WRITTEN REQUEST
Check each line of the entries below for the string "JSON"; copy every line where it appears.

INPUT MATERIAL
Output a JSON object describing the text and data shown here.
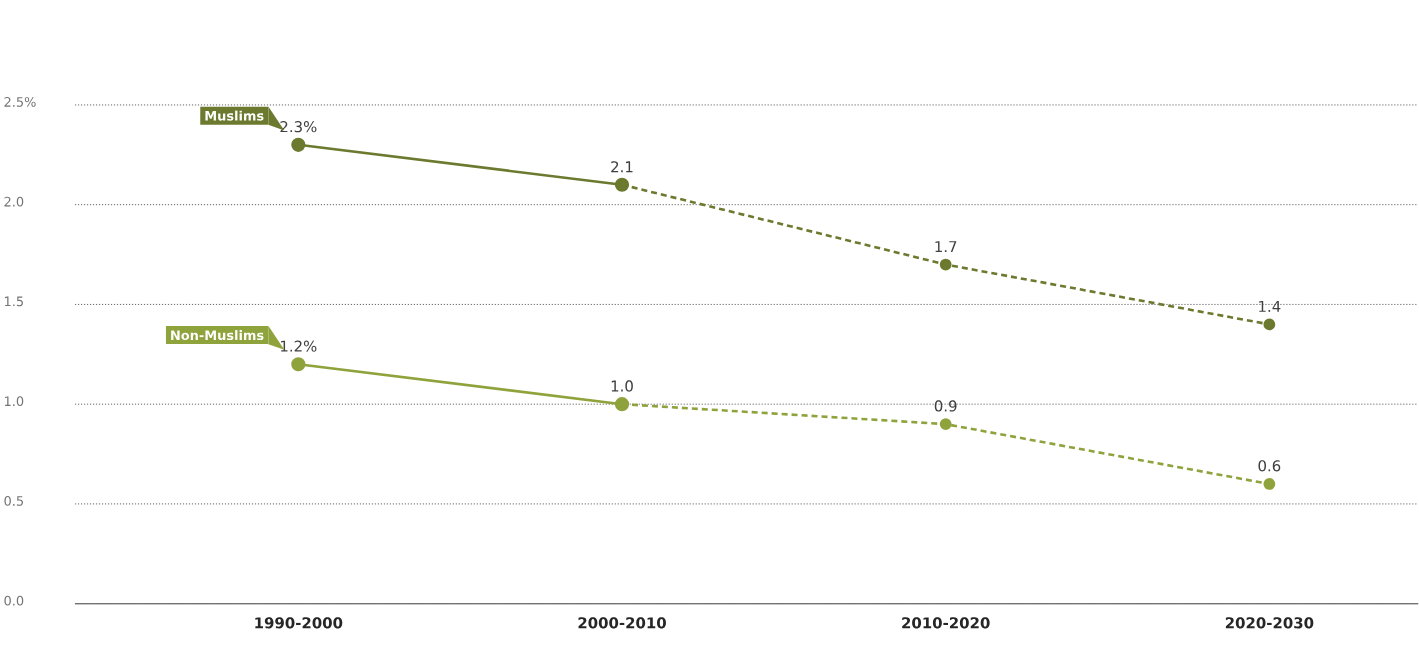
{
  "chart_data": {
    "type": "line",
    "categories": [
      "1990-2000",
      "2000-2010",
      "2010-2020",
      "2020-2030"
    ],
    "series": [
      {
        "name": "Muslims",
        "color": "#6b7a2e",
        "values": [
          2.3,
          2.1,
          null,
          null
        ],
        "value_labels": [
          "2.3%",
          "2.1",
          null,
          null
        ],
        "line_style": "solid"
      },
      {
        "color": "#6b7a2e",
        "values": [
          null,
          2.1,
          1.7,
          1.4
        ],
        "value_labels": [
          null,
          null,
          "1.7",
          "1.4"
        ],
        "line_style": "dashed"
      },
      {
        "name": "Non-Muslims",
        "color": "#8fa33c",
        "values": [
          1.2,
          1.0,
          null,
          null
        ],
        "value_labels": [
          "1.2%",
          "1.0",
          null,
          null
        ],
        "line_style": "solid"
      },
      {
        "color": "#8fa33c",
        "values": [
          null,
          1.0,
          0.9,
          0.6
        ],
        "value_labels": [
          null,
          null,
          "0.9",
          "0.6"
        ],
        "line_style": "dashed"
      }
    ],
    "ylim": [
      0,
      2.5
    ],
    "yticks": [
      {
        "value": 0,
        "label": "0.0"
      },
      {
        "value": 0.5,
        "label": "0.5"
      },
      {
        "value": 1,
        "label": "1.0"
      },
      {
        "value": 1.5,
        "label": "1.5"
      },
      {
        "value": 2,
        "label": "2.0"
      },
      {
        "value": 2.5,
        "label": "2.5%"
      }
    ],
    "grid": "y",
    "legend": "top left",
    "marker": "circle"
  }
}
* * *
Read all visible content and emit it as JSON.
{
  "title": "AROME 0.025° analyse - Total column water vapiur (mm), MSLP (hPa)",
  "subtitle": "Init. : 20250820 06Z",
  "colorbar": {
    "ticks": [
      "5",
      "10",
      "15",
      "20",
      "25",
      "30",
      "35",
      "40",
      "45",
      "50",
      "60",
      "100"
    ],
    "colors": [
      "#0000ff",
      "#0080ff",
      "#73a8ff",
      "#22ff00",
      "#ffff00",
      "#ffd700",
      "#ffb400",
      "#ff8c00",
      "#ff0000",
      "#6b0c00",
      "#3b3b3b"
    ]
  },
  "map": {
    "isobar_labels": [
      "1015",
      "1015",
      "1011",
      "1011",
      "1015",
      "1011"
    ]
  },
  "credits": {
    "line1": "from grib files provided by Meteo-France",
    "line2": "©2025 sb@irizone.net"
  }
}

RESPONSE TO THE TASK
Output a JSON object describing the text and data shown here.
Read all visible content and emit it as JSON.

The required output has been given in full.